**Data section**
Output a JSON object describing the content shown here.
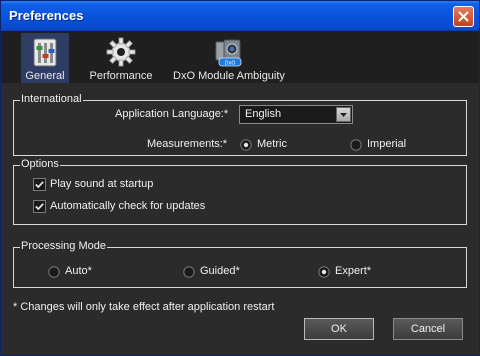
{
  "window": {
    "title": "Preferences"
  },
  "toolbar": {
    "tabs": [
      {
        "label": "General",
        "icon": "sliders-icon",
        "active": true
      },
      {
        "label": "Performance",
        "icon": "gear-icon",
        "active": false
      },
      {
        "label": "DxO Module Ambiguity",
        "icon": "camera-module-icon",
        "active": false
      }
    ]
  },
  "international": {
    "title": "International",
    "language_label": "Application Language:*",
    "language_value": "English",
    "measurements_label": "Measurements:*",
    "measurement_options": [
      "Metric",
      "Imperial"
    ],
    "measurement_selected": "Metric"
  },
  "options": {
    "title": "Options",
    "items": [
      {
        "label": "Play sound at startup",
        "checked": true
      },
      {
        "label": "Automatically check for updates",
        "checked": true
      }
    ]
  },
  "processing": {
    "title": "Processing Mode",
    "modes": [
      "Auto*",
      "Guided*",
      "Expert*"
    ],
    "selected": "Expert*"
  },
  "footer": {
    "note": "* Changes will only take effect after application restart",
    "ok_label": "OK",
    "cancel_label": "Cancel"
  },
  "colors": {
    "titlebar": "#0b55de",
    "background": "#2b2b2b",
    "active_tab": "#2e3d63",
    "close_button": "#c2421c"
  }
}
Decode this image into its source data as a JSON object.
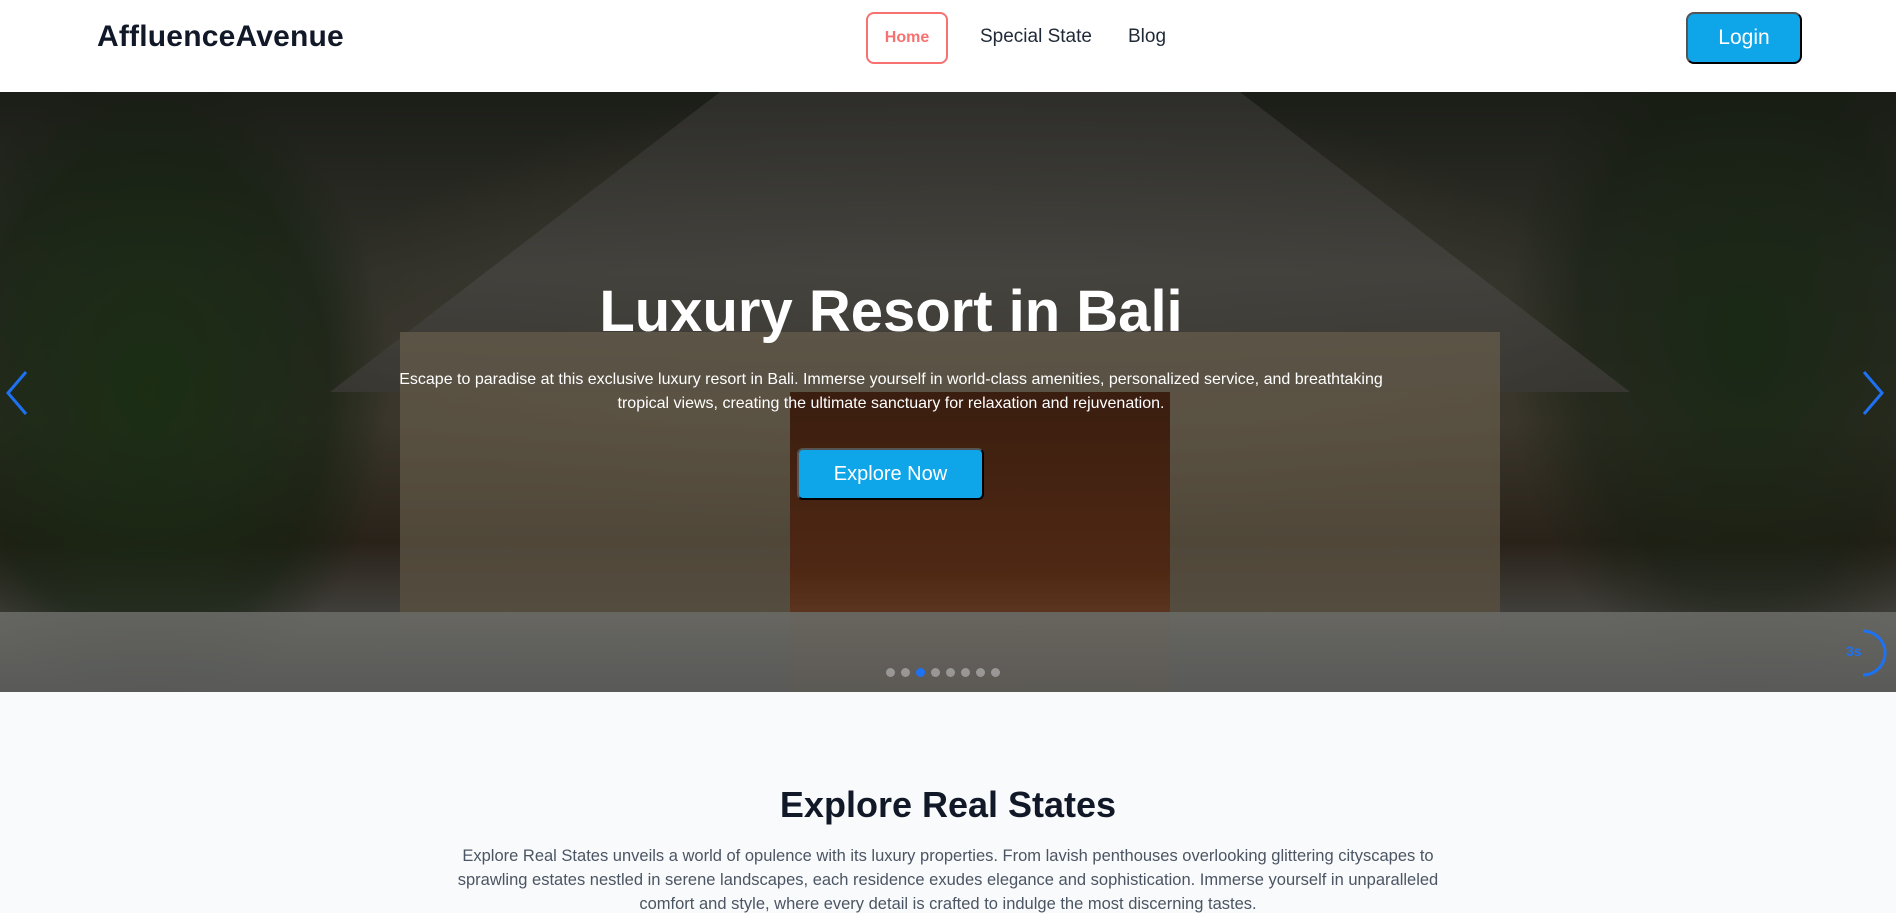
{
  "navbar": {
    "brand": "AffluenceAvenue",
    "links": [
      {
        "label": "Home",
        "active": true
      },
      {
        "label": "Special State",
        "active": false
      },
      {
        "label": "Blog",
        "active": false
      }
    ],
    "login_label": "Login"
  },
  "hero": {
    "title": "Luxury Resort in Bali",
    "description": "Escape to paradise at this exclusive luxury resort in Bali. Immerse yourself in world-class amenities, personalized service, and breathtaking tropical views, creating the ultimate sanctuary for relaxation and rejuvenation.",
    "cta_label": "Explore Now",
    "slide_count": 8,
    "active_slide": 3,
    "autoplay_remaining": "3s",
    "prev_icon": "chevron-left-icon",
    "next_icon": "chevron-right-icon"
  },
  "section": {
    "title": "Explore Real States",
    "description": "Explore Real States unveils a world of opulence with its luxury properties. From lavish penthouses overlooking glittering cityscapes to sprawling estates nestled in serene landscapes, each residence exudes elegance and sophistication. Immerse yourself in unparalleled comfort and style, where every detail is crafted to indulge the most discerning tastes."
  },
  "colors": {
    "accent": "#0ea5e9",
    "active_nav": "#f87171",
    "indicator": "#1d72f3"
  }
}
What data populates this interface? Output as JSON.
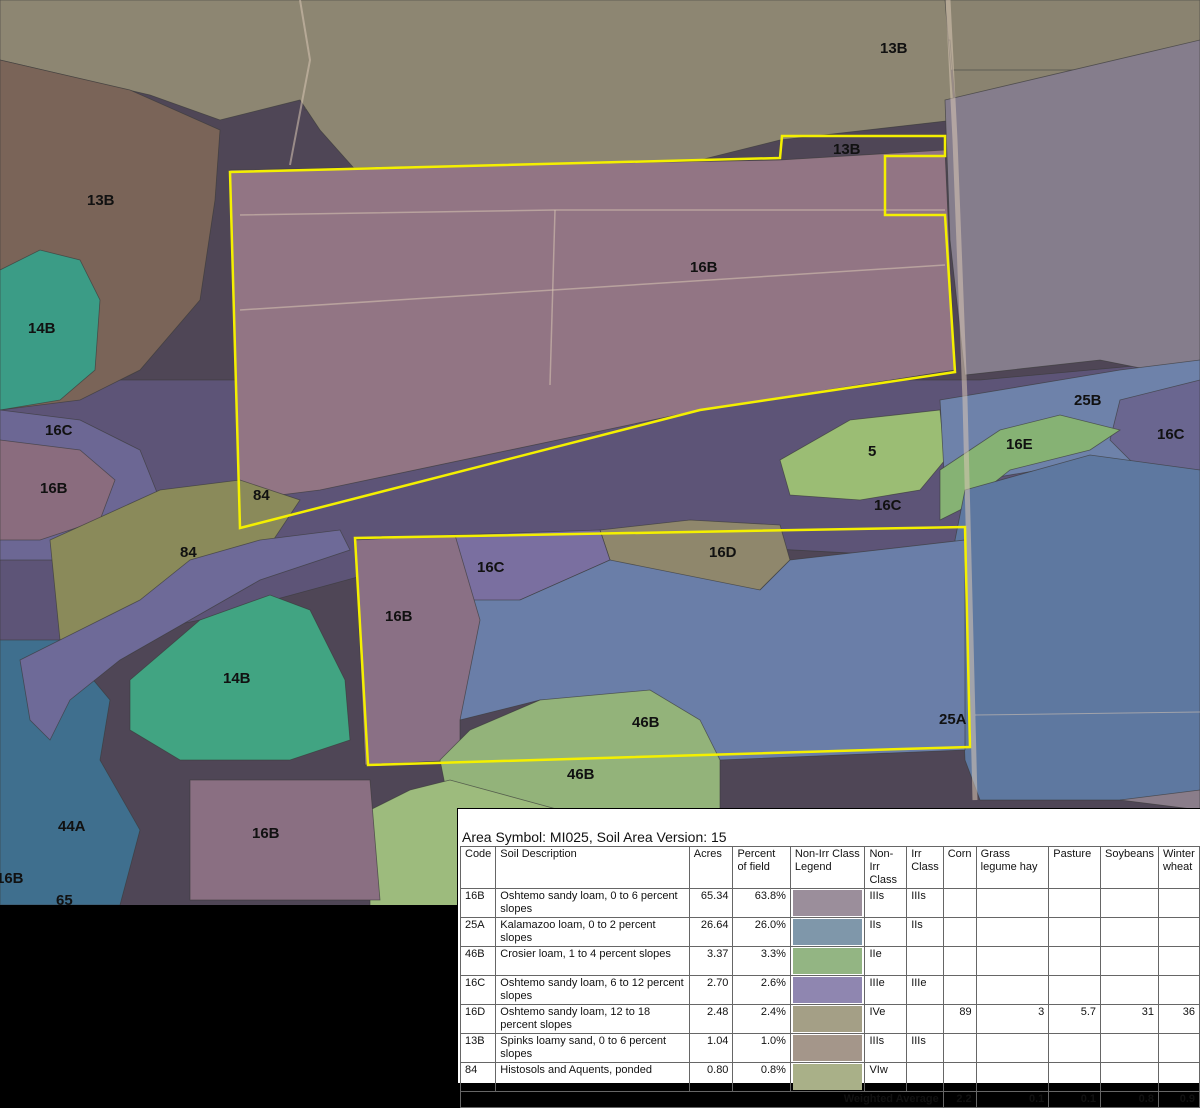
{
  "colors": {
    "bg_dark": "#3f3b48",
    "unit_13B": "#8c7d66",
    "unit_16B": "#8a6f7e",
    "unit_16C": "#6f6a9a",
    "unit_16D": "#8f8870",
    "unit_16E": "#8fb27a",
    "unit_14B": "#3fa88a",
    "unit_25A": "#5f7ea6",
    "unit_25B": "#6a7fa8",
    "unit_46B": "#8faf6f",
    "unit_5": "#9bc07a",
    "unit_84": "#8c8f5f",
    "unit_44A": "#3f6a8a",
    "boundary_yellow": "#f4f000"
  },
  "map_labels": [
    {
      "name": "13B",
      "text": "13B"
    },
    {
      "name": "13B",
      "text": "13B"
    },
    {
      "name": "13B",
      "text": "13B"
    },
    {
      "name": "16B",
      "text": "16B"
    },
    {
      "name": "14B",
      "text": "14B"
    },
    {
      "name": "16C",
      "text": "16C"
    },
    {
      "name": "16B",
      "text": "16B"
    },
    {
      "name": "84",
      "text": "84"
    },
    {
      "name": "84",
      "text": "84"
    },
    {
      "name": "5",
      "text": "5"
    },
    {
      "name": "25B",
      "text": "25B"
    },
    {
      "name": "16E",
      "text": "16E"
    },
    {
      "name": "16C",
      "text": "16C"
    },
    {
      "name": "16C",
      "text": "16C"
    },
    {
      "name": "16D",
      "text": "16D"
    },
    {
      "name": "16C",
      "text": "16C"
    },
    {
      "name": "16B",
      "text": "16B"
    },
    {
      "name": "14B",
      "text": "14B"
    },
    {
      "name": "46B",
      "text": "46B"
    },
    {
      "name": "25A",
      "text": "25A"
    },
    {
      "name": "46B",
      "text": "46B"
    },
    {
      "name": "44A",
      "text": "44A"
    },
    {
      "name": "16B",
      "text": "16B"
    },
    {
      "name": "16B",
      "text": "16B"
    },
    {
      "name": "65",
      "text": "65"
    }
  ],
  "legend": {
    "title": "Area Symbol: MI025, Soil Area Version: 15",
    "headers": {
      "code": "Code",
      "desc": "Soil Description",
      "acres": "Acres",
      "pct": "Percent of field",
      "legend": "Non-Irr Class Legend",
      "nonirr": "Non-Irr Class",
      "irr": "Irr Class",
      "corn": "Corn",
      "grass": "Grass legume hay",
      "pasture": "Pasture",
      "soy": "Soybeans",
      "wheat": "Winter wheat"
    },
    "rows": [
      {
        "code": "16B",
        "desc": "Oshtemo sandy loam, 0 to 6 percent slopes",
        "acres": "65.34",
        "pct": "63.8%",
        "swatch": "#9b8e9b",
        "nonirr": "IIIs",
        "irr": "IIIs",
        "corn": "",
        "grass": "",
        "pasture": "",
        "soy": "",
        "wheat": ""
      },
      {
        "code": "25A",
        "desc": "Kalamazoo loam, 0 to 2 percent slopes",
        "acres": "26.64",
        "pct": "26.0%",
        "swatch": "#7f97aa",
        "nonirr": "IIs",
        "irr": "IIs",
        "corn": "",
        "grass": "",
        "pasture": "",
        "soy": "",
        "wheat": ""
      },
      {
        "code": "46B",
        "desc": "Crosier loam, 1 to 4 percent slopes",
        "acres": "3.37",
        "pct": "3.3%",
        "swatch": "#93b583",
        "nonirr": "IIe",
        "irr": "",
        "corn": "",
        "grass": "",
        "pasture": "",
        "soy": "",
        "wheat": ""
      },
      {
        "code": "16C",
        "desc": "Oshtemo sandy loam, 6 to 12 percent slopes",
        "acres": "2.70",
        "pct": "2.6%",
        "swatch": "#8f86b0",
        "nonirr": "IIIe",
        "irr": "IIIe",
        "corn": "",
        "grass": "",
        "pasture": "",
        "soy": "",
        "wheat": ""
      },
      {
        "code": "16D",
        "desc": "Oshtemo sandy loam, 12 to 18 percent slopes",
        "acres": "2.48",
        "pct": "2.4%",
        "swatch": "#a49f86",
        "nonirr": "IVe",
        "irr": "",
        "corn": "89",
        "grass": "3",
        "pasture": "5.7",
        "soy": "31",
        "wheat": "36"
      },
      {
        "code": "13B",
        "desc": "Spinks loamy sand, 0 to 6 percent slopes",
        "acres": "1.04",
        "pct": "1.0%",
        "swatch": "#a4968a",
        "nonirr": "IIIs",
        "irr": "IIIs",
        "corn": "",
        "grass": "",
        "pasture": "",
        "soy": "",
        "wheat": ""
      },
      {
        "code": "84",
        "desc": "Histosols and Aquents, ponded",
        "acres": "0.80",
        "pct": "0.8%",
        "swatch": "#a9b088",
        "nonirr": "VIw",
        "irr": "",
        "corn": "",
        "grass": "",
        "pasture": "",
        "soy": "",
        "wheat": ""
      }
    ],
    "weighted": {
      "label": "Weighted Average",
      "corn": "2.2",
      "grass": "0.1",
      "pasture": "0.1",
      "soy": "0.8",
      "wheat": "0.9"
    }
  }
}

**Directions for this task**
Note each line of the entries that has "Output" in it, and copy those lines.

**Result below**
Output a JSON object describing the content shown here.
What data populates this interface? Output as JSON.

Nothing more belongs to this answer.